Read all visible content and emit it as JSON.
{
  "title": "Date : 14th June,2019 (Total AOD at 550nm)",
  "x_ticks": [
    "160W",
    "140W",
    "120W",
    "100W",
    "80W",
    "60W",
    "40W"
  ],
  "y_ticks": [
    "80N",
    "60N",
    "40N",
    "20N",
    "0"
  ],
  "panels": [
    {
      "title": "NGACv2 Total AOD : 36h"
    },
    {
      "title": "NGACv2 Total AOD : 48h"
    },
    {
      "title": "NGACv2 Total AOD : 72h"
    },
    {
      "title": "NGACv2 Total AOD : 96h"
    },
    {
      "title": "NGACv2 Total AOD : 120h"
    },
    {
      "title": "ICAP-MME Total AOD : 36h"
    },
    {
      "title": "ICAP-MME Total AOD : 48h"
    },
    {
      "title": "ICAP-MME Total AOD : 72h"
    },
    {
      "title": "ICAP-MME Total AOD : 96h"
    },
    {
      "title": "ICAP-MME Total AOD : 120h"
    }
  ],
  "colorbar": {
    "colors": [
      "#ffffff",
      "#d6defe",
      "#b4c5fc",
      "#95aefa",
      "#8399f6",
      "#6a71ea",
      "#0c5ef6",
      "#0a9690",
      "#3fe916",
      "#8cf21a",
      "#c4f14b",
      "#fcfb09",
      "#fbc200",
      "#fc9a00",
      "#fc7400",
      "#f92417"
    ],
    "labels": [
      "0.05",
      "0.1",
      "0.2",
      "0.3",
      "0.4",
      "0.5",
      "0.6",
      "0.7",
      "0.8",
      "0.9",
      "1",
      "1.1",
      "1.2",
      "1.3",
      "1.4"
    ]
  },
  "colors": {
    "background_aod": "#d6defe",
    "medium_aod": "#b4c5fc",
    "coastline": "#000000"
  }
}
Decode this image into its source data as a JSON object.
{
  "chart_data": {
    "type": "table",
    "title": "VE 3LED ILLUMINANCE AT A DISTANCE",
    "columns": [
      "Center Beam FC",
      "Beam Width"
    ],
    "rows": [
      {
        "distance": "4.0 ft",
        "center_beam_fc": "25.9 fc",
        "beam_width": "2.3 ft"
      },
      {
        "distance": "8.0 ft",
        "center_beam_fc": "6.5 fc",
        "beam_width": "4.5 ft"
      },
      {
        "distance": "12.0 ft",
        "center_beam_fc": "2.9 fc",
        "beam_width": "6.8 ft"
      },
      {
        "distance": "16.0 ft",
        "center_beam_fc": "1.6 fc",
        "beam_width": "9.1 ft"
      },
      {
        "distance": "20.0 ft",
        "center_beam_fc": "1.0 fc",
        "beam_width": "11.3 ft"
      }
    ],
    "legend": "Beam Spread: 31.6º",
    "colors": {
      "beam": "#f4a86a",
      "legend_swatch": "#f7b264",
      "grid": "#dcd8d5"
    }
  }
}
______________________________
- _Problem to solve_: Exactly reproduce the lines from the one containing "Decode this image" through the end of the records, and only those lines.

- _Answer to the problem_:
Decode this image into its source data as a JSON object.
{
  "chart_data": {
    "type": "table",
    "title": "VE 3LED ILLUMINANCE AT A DISTANCE",
    "columns": [
      "Center Beam FC",
      "Beam Width"
    ],
    "rows": [
      {
        "distance": "4.0 ft",
        "center_beam_fc": "25.9 fc",
        "beam_width": "2.3 ft"
      },
      {
        "distance": "8.0 ft",
        "center_beam_fc": "6.5 fc",
        "beam_width": "4.5 ft"
      },
      {
        "distance": "12.0 ft",
        "center_beam_fc": "2.9 fc",
        "beam_width": "6.8 ft"
      },
      {
        "distance": "16.0 ft",
        "center_beam_fc": "1.6 fc",
        "beam_width": "9.1 ft"
      },
      {
        "distance": "20.0 ft",
        "center_beam_fc": "1.0 fc",
        "beam_width": "11.3 ft"
      }
    ],
    "legend": "Beam Spread: 31.6º",
    "colors": {
      "beam": "#f4a86a",
      "legend_swatch": "#f7b264",
      "grid": "#dcd8d5"
    }
  }
}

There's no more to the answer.